**Goal:**
Report the count of lines where the string "Polyethylene" appears, and nothing else.

>> start Exercise inputs

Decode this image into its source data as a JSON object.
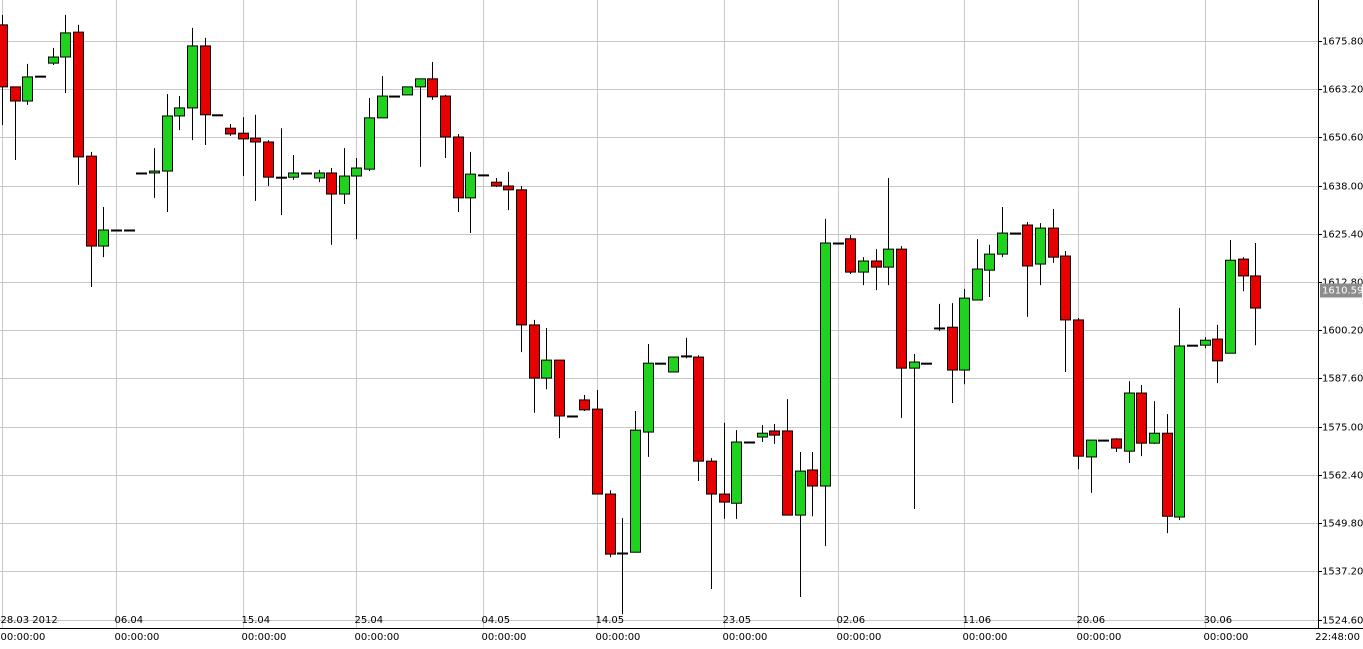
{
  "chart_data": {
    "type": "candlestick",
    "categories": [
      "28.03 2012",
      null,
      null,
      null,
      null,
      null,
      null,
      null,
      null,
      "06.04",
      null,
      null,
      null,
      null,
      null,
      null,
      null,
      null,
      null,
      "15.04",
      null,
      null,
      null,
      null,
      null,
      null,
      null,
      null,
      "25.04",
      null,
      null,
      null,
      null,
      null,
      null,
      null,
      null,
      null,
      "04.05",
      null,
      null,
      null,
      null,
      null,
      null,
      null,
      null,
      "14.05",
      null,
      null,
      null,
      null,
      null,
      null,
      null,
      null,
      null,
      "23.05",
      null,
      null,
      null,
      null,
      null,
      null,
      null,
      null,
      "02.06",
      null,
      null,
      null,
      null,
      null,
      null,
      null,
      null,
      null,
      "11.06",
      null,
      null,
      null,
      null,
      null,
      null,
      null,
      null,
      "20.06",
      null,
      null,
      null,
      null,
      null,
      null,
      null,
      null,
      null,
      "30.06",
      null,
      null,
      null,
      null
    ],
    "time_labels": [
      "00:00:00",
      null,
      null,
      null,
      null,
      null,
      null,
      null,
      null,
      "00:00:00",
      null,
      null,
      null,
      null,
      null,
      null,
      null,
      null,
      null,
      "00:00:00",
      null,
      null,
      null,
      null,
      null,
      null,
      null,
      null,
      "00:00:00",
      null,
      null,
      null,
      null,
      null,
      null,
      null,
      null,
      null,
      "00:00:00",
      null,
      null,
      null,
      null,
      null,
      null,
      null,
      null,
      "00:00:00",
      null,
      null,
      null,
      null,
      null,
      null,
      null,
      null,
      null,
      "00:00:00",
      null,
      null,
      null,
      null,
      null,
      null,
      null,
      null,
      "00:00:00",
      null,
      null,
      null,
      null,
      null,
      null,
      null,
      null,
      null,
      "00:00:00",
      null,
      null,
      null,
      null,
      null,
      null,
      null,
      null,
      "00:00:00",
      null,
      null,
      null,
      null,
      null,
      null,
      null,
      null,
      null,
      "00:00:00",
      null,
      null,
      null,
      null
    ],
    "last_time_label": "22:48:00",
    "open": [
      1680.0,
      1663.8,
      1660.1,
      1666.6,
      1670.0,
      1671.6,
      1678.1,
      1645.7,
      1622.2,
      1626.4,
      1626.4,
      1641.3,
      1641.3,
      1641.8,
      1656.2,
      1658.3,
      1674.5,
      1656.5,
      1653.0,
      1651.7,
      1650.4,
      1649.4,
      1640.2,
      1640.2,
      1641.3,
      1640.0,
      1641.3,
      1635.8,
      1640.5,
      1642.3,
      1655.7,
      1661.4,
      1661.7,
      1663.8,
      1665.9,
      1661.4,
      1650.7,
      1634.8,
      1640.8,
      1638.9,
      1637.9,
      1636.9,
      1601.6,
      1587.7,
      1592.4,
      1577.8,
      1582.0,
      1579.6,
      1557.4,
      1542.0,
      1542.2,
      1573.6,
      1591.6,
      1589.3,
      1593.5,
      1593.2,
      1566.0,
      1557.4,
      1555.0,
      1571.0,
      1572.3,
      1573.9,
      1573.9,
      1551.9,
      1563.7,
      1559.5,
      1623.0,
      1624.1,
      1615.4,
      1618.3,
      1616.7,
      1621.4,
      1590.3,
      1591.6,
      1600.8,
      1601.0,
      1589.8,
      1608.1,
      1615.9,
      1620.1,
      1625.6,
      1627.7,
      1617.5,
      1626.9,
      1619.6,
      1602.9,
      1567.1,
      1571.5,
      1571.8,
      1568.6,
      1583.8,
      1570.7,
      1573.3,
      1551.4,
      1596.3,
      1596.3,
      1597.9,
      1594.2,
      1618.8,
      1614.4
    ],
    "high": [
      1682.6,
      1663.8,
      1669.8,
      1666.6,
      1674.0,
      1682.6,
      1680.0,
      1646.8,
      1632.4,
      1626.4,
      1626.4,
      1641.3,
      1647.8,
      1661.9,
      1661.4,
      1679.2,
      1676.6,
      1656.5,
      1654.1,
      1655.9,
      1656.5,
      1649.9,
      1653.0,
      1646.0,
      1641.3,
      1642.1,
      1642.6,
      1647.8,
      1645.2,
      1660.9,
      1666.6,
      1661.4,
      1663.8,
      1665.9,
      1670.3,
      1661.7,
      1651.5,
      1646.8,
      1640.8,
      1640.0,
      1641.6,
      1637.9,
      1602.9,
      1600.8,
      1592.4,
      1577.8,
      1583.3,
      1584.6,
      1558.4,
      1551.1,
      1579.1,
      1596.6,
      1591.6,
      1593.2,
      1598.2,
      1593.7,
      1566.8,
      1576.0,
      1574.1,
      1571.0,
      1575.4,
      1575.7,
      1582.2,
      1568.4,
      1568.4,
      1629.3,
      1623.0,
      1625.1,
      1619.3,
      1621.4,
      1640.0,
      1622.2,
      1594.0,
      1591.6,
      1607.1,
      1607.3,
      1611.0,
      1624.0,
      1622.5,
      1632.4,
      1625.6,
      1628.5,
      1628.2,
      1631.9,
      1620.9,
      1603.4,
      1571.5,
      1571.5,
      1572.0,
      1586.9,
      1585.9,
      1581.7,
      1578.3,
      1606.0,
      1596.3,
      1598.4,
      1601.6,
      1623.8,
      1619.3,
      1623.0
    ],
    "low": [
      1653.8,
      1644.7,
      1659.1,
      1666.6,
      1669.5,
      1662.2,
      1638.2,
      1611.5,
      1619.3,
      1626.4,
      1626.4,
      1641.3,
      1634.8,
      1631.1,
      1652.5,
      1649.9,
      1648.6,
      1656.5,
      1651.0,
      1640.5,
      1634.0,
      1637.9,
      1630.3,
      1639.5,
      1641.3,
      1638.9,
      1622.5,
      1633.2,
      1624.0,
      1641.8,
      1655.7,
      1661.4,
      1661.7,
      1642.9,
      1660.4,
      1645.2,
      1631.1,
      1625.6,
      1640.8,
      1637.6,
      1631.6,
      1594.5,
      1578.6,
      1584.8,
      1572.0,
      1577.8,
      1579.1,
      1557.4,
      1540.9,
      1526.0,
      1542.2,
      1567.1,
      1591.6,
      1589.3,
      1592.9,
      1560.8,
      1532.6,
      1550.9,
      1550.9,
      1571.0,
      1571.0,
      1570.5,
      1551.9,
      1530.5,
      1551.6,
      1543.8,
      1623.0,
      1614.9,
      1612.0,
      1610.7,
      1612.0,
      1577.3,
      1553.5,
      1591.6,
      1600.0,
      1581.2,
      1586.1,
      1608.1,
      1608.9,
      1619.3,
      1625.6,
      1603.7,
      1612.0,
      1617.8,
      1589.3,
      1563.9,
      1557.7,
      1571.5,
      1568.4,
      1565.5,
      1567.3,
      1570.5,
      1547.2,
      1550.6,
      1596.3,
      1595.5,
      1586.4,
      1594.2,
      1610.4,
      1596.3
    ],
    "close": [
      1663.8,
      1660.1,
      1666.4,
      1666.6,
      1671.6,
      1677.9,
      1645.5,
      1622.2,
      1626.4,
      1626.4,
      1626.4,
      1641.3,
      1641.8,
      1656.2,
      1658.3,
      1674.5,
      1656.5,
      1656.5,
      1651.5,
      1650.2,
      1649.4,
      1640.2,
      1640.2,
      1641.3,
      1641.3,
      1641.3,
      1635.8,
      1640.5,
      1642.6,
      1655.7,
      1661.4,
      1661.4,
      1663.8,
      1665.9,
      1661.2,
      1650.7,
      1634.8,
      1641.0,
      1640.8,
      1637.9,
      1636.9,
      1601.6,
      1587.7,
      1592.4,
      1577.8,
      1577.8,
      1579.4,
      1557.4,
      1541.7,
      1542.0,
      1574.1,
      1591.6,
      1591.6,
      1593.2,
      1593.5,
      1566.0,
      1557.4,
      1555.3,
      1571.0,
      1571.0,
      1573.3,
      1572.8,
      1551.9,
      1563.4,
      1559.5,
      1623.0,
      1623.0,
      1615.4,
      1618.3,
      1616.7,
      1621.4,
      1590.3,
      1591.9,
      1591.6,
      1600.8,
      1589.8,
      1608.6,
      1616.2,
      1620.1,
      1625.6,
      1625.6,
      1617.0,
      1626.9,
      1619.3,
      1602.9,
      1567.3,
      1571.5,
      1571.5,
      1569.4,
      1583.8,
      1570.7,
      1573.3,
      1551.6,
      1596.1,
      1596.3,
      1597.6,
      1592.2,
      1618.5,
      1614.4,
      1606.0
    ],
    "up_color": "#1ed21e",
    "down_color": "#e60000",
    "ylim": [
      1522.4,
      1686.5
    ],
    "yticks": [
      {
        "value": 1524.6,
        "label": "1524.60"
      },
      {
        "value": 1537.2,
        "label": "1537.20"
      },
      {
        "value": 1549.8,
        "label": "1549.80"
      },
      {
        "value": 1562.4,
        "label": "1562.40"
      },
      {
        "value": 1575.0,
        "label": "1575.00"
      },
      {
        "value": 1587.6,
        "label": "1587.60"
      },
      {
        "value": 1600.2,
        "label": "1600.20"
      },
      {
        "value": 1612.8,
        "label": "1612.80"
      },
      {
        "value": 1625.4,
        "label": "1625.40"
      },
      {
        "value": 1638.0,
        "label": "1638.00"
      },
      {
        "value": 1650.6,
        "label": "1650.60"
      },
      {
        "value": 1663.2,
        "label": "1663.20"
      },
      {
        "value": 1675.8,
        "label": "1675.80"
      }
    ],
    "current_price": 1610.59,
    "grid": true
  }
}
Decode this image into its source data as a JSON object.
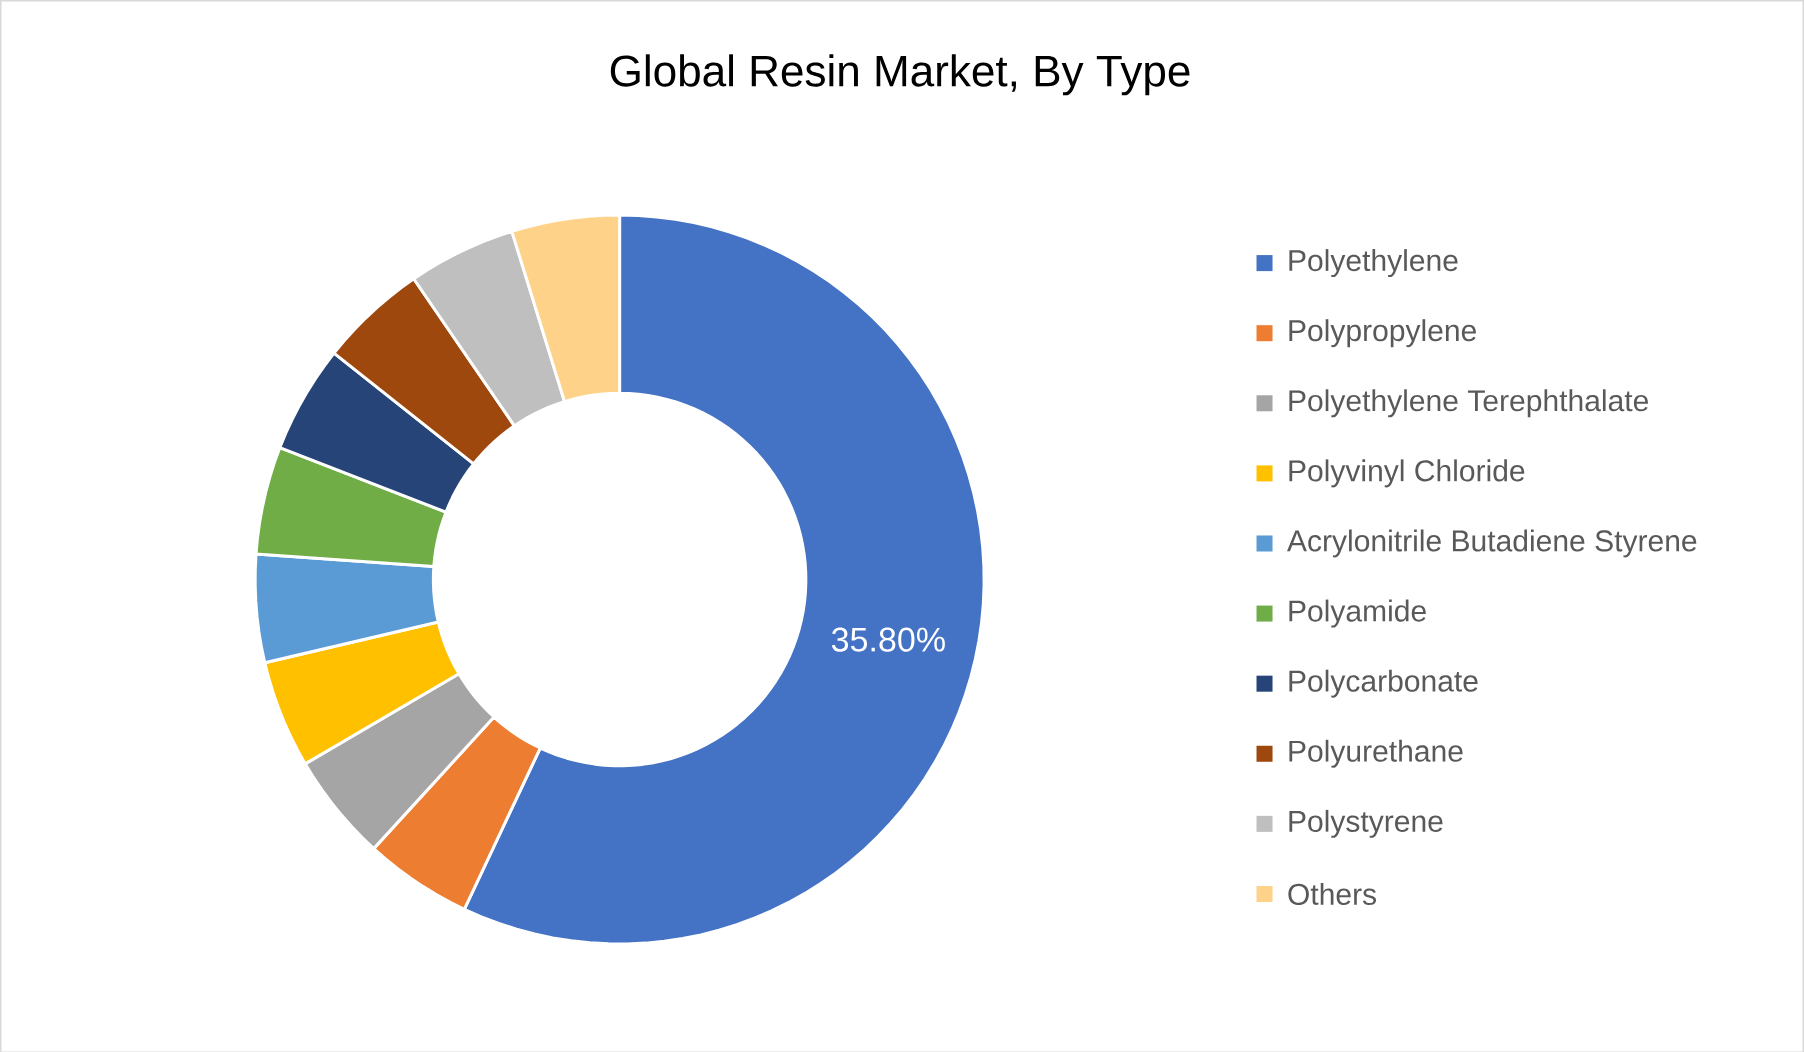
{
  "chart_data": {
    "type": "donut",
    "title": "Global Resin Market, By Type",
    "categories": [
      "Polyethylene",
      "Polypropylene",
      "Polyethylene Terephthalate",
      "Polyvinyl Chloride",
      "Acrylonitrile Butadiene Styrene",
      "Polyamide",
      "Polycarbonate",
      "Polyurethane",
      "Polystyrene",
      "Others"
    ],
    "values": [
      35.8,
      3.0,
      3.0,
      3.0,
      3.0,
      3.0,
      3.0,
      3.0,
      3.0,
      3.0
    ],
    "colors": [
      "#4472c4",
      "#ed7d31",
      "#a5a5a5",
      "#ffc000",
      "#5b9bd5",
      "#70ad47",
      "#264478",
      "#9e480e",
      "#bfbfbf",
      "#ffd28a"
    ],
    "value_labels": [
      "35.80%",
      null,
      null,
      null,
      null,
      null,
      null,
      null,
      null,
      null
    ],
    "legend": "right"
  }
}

>> end Exercise inputs

**Result:**
2